** start of Data for this task **

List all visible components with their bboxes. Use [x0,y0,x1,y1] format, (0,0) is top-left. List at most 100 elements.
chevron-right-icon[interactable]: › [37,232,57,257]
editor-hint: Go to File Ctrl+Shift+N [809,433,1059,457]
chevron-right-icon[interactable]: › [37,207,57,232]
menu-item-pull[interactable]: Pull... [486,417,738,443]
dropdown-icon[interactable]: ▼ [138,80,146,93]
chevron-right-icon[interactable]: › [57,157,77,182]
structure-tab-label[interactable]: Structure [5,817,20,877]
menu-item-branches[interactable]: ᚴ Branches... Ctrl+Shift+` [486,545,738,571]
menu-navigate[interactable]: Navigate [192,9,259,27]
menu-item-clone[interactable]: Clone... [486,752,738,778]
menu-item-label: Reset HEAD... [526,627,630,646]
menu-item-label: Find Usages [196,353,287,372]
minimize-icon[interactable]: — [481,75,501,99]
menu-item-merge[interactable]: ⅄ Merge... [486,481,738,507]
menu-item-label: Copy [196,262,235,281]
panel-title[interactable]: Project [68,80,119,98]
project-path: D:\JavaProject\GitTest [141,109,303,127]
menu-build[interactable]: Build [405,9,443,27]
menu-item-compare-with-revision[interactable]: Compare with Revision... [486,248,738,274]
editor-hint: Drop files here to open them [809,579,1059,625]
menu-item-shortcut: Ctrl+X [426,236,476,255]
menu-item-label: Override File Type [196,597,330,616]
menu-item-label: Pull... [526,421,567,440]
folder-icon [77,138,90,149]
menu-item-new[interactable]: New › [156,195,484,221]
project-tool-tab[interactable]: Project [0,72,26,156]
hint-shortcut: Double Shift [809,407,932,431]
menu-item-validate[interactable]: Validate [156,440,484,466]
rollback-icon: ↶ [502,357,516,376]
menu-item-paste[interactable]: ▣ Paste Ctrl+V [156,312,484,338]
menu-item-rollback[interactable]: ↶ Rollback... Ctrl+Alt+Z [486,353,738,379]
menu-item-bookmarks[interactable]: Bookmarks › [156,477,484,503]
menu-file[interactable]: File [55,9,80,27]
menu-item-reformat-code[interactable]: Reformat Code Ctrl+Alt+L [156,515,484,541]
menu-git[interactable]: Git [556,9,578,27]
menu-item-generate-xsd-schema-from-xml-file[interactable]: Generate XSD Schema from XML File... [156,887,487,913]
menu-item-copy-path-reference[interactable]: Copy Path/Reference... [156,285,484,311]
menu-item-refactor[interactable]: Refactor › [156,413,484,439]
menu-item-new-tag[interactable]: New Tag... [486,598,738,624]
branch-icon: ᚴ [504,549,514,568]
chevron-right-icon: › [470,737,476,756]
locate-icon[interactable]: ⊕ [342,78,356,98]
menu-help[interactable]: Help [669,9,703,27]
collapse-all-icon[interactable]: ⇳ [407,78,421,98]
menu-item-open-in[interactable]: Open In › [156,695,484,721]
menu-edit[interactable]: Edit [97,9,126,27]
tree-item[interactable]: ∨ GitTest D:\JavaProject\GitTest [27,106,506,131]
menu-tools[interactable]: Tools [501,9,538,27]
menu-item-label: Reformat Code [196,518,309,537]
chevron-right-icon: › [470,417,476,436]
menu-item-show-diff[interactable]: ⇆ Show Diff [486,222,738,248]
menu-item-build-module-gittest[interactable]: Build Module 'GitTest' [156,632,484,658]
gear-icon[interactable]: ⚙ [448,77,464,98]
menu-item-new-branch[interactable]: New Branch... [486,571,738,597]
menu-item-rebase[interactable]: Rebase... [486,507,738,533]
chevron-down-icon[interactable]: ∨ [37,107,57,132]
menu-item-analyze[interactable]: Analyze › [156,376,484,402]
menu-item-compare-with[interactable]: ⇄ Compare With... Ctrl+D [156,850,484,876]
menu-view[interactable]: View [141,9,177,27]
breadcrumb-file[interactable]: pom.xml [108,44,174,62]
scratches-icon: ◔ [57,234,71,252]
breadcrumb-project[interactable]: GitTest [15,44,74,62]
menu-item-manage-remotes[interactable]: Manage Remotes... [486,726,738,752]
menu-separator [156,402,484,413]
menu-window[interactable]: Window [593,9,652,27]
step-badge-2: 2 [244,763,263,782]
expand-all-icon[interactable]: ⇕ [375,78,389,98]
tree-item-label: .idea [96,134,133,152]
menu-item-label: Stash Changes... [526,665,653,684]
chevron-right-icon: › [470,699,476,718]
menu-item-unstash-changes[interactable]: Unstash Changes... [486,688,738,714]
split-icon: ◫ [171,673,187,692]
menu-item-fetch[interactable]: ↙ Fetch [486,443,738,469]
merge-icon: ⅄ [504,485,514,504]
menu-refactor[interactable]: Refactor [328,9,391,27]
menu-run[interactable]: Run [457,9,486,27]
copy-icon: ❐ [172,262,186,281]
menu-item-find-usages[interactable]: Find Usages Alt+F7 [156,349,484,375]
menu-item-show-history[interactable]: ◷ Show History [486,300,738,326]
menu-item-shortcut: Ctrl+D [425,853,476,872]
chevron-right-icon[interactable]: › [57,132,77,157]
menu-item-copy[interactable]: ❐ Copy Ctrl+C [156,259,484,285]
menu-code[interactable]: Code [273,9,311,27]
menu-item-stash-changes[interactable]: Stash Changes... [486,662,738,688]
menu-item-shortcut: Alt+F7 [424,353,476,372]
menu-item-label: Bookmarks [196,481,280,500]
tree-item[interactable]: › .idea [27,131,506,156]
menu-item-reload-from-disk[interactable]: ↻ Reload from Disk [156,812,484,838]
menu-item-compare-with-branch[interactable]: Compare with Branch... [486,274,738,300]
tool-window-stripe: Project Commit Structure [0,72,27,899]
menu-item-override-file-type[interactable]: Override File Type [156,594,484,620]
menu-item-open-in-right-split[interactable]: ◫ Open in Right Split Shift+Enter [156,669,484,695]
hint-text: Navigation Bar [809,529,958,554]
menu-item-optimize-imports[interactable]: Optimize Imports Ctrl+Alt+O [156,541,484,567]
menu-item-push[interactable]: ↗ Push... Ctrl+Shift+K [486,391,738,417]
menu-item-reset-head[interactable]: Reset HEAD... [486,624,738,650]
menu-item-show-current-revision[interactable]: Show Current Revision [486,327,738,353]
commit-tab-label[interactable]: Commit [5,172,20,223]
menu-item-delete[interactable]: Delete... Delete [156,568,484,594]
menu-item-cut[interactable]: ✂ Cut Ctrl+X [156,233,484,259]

** end of Data for this task **

# [What is required]
Reproduce all of the records above line for line, changing nothing in any of them.

# [Worked solution]
List all visible components with their bboxes. Use [x0,y0,x1,y1] format, (0,0) is top-left. List at most 100 elements.
chevron-right-icon[interactable]: › [37,232,57,257]
editor-hint: Go to File Ctrl+Shift+N [809,433,1059,457]
chevron-right-icon[interactable]: › [37,207,57,232]
menu-item-pull[interactable]: Pull... [486,417,738,443]
dropdown-icon[interactable]: ▼ [138,80,146,93]
chevron-right-icon[interactable]: › [57,157,77,182]
structure-tab-label[interactable]: Structure [5,817,20,877]
menu-item-branches[interactable]: ᚴ Branches... Ctrl+Shift+` [486,545,738,571]
menu-navigate[interactable]: Navigate [192,9,259,27]
menu-item-clone[interactable]: Clone... [486,752,738,778]
menu-item-label: Reset HEAD... [526,627,630,646]
menu-item-label: Find Usages [196,353,287,372]
minimize-icon[interactable]: — [481,75,501,99]
menu-item-merge[interactable]: ⅄ Merge... [486,481,738,507]
menu-item-label: Copy [196,262,235,281]
panel-title[interactable]: Project [68,80,119,98]
project-path: D:\JavaProject\GitTest [141,109,303,127]
menu-build[interactable]: Build [405,9,443,27]
menu-item-compare-with-revision[interactable]: Compare with Revision... [486,248,738,274]
editor-hint: Drop files here to open them [809,579,1059,625]
menu-item-shortcut: Ctrl+X [426,236,476,255]
menu-item-label: Override File Type [196,597,330,616]
menu-item-label: Pull... [526,421,567,440]
folder-icon [77,138,90,149]
menu-item-new[interactable]: New › [156,195,484,221]
project-tool-tab[interactable]: Project [0,72,26,156]
hint-shortcut: Double Shift [809,407,932,431]
menu-item-validate[interactable]: Validate [156,440,484,466]
rollback-icon: ↶ [502,357,516,376]
menu-item-paste[interactable]: ▣ Paste Ctrl+V [156,312,484,338]
menu-item-rollback[interactable]: ↶ Rollback... Ctrl+Alt+Z [486,353,738,379]
menu-item-bookmarks[interactable]: Bookmarks › [156,477,484,503]
menu-file[interactable]: File [55,9,80,27]
menu-item-reformat-code[interactable]: Reformat Code Ctrl+Alt+L [156,515,484,541]
menu-git[interactable]: Git [556,9,578,27]
menu-item-generate-xsd-schema-from-xml-file[interactable]: Generate XSD Schema from XML File... [156,887,487,913]
menu-item-copy-path-reference[interactable]: Copy Path/Reference... [156,285,484,311]
menu-item-refactor[interactable]: Refactor › [156,413,484,439]
menu-item-new-tag[interactable]: New Tag... [486,598,738,624]
branch-icon: ᚴ [504,549,514,568]
chevron-right-icon: › [470,737,476,756]
locate-icon[interactable]: ⊕ [342,78,356,98]
menu-help[interactable]: Help [669,9,703,27]
collapse-all-icon[interactable]: ⇳ [407,78,421,98]
menu-item-open-in[interactable]: Open In › [156,695,484,721]
menu-edit[interactable]: Edit [97,9,126,27]
tree-item[interactable]: ∨ GitTest D:\JavaProject\GitTest [27,106,506,131]
menu-tools[interactable]: Tools [501,9,538,27]
menu-item-label: Reformat Code [196,518,309,537]
chevron-right-icon: › [470,417,476,436]
menu-item-show-diff[interactable]: ⇆ Show Diff [486,222,738,248]
menu-item-build-module-gittest[interactable]: Build Module 'GitTest' [156,632,484,658]
gear-icon[interactable]: ⚙ [448,77,464,98]
menu-item-new-branch[interactable]: New Branch... [486,571,738,597]
menu-item-rebase[interactable]: Rebase... [486,507,738,533]
chevron-down-icon[interactable]: ∨ [37,107,57,132]
menu-item-analyze[interactable]: Analyze › [156,376,484,402]
menu-item-compare-with[interactable]: ⇄ Compare With... Ctrl+D [156,850,484,876]
menu-view[interactable]: View [141,9,177,27]
breadcrumb-file[interactable]: pom.xml [108,44,174,62]
scratches-icon: ◔ [57,234,71,252]
breadcrumb-project[interactable]: GitTest [15,44,74,62]
menu-item-manage-remotes[interactable]: Manage Remotes... [486,726,738,752]
menu-separator [156,402,484,413]
menu-window[interactable]: Window [593,9,652,27]
step-badge-2: 2 [244,763,263,782]
expand-all-icon[interactable]: ⇕ [375,78,389,98]
tree-item-label: .idea [96,134,133,152]
menu-item-label: Stash Changes... [526,665,653,684]
chevron-right-icon: › [470,699,476,718]
menu-item-unstash-changes[interactable]: Unstash Changes... [486,688,738,714]
split-icon: ◫ [171,673,187,692]
menu-item-fetch[interactable]: ↙ Fetch [486,443,738,469]
merge-icon: ⅄ [504,485,514,504]
menu-refactor[interactable]: Refactor [328,9,391,27]
menu-run[interactable]: Run [457,9,486,27]
copy-icon: ❐ [172,262,186,281]
menu-item-find-usages[interactable]: Find Usages Alt+F7 [156,349,484,375]
menu-item-show-history[interactable]: ◷ Show History [486,300,738,326]
menu-item-shortcut: Ctrl+D [425,853,476,872]
chevron-right-icon[interactable]: › [57,132,77,157]
menu-item-copy[interactable]: ❐ Copy Ctrl+C [156,259,484,285]
menu-code[interactable]: Code [273,9,311,27]
menu-item-stash-changes[interactable]: Stash Changes... [486,662,738,688]
menu-item-shortcut: Alt+F7 [424,353,476,372]
menu-item-label: Bookmarks [196,481,280,500]
tree-item[interactable]: › .idea [27,131,506,156]
menu-item-reload-from-disk[interactable]: ↻ Reload from Disk [156,812,484,838]
menu-item-compare-with-branch[interactable]: Compare with Branch... [486,274,738,300]
tool-window-stripe: Project Commit Structure [0,72,27,899]
menu-item-override-file-type[interactable]: Override File Type [156,594,484,620]
menu-item-open-in-right-split[interactable]: ◫ Open in Right Split Shift+Enter [156,669,484,695]
hint-text: Navigation Bar [809,529,958,554]
menu-item-optimize-imports[interactable]: Optimize Imports Ctrl+Alt+O [156,541,484,567]
menu-item-push[interactable]: ↗ Push... Ctrl+Shift+K [486,391,738,417]
menu-item-reset-head[interactable]: Reset HEAD... [486,624,738,650]
menu-item-show-current-revision[interactable]: Show Current Revision [486,327,738,353]
commit-tab-label[interactable]: Commit [5,172,20,223]
menu-item-delete[interactable]: Delete... Delete [156,568,484,594]
menu-item-cut[interactable]: ✂ Cut Ctrl+X [156,233,484,259]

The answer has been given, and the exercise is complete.